**Stated problem**:
Reproduce the following data word for word, keeping every line unchanged.

-- start Recorded data --

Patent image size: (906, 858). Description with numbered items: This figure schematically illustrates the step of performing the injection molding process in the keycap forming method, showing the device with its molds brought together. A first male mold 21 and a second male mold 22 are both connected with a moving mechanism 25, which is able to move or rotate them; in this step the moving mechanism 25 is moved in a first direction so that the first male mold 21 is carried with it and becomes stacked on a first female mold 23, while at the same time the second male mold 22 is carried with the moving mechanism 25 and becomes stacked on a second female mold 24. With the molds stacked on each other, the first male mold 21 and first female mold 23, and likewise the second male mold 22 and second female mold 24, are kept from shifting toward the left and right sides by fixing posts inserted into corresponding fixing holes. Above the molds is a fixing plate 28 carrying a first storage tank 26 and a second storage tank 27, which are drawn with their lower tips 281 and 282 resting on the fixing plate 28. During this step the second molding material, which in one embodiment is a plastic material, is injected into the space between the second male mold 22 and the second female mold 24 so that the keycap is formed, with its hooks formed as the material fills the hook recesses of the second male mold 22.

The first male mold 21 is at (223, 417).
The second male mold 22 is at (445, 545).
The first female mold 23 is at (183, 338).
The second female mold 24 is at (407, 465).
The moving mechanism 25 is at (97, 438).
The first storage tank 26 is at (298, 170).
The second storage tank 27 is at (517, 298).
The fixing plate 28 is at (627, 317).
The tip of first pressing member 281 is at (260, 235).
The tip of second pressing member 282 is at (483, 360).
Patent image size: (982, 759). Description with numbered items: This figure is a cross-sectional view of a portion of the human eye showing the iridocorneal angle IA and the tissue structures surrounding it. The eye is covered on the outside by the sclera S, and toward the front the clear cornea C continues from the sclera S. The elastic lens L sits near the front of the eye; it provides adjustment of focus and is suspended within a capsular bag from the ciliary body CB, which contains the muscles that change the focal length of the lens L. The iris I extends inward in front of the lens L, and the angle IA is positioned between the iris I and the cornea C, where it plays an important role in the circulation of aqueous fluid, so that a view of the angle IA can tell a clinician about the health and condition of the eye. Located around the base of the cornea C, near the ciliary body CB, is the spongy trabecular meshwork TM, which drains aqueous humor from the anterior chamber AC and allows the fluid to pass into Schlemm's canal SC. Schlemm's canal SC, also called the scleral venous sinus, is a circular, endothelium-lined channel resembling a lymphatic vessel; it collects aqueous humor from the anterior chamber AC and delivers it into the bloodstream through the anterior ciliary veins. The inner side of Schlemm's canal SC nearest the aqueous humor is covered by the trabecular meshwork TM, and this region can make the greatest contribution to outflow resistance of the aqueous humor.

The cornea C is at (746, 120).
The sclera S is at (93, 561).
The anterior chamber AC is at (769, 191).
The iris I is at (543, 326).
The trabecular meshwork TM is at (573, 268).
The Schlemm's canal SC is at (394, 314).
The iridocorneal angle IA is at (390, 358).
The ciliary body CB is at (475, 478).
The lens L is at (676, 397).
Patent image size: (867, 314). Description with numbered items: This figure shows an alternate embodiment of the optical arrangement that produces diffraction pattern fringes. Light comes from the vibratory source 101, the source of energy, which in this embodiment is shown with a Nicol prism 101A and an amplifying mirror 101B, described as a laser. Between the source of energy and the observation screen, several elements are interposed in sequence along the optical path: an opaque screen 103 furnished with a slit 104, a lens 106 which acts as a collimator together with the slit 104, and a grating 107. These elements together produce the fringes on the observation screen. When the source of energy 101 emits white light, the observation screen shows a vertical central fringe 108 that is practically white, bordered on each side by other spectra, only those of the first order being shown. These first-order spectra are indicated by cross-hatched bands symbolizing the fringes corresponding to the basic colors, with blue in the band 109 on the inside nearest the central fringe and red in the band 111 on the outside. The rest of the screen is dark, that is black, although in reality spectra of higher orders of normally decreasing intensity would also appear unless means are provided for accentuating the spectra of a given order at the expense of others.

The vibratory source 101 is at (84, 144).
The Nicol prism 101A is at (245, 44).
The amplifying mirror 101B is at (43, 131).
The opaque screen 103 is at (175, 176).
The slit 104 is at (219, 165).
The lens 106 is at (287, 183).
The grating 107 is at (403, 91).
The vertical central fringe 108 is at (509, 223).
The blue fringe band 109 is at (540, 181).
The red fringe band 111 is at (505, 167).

-- end Recorded data --

**Solution to this task**:
Patent image size: (906, 858). Description with numbered items: This figure schematically illustrates the step of performing the injection molding process in the keycap forming method, showing the device with its molds brought together. A first male mold 21 and a second male mold 22 are both connected with a moving mechanism 25, which is able to move or rotate them; in this step the moving mechanism 25 is moved in a first direction so that the first male mold 21 is carried with it and becomes stacked on a first female mold 23, while at the same time the second male mold 22 is carried with the moving mechanism 25 and becomes stacked on a second female mold 24. With the molds stacked on each other, the first male mold 21 and first female mold 23, and likewise the second male mold 22 and second female mold 24, are kept from shifting toward the left and right sides by fixing posts inserted into corresponding fixing holes. Above the molds is a fixing plate 28 carrying a first storage tank 26 and a second storage tank 27, which are drawn with their lower tips 281 and 282 resting on the fixing plate 28. During this step the second molding material, which in one embodiment is a plastic material, is injected into the space between the second male mold 22 and the second female mold 24 so that the keycap is formed, with its hooks formed as the material fills the hook recesses of the second male mold 22.

The first male mold 21 is at (223, 417).
The second male mold 22 is at (445, 545).
The first female mold 23 is at (183, 338).
The second female mold 24 is at (407, 465).
The moving mechanism 25 is at (97, 438).
The first storage tank 26 is at (298, 170).
The second storage tank 27 is at (517, 298).
The fixing plate 28 is at (627, 317).
The tip of first pressing member 281 is at (260, 235).
The tip of second pressing member 282 is at (483, 360).
Patent image size: (982, 759). Description with numbered items: This figure is a cross-sectional view of a portion of the human eye showing the iridocorneal angle IA and the tissue structures surrounding it. The eye is covered on the outside by the sclera S, and toward the front the clear cornea C continues from the sclera S. The elastic lens L sits near the front of the eye; it provides adjustment of focus and is suspended within a capsular bag from the ciliary body CB, which contains the muscles that change the focal length of the lens L. The iris I extends inward in front of the lens L, and the angle IA is positioned between the iris I and the cornea C, where it plays an important role in the circulation of aqueous fluid, so that a view of the angle IA can tell a clinician about the health and condition of the eye. Located around the base of the cornea C, near the ciliary body CB, is the spongy trabecular meshwork TM, which drains aqueous humor from the anterior chamber AC and allows the fluid to pass into Schlemm's canal SC. Schlemm's canal SC, also called the scleral venous sinus, is a circular, endothelium-lined channel resembling a lymphatic vessel; it collects aqueous humor from the anterior chamber AC and delivers it into the bloodstream through the anterior ciliary veins. The inner side of Schlemm's canal SC nearest the aqueous humor is covered by the trabecular meshwork TM, and this region can make the greatest contribution to outflow resistance of the aqueous humor.

The cornea C is at (746, 120).
The sclera S is at (93, 561).
The anterior chamber AC is at (769, 191).
The iris I is at (543, 326).
The trabecular meshwork TM is at (573, 268).
The Schlemm's canal SC is at (394, 314).
The iridocorneal angle IA is at (390, 358).
The ciliary body CB is at (475, 478).
The lens L is at (676, 397).
Patent image size: (867, 314). Description with numbered items: This figure shows an alternate embodiment of the optical arrangement that produces diffraction pattern fringes. Light comes from the vibratory source 101, the source of energy, which in this embodiment is shown with a Nicol prism 101A and an amplifying mirror 101B, described as a laser. Between the source of energy and the observation screen, several elements are interposed in sequence along the optical path: an opaque screen 103 furnished with a slit 104, a lens 106 which acts as a collimator together with the slit 104, and a grating 107. These elements together produce the fringes on the observation screen. When the source of energy 101 emits white light, the observation screen shows a vertical central fringe 108 that is practically white, bordered on each side by other spectra, only those of the first order being shown. These first-order spectra are indicated by cross-hatched bands symbolizing the fringes corresponding to the basic colors, with blue in the band 109 on the inside nearest the central fringe and red in the band 111 on the outside. The rest of the screen is dark, that is black, although in reality spectra of higher orders of normally decreasing intensity would also appear unless means are provided for accentuating the spectra of a given order at the expense of others.

The vibratory source 101 is at (84, 144).
The Nicol prism 101A is at (245, 44).
The amplifying mirror 101B is at (43, 131).
The opaque screen 103 is at (175, 176).
The slit 104 is at (219, 165).
The lens 106 is at (287, 183).
The grating 107 is at (403, 91).
The vertical central fringe 108 is at (509, 223).
The blue fringe band 109 is at (540, 181).
The red fringe band 111 is at (505, 167).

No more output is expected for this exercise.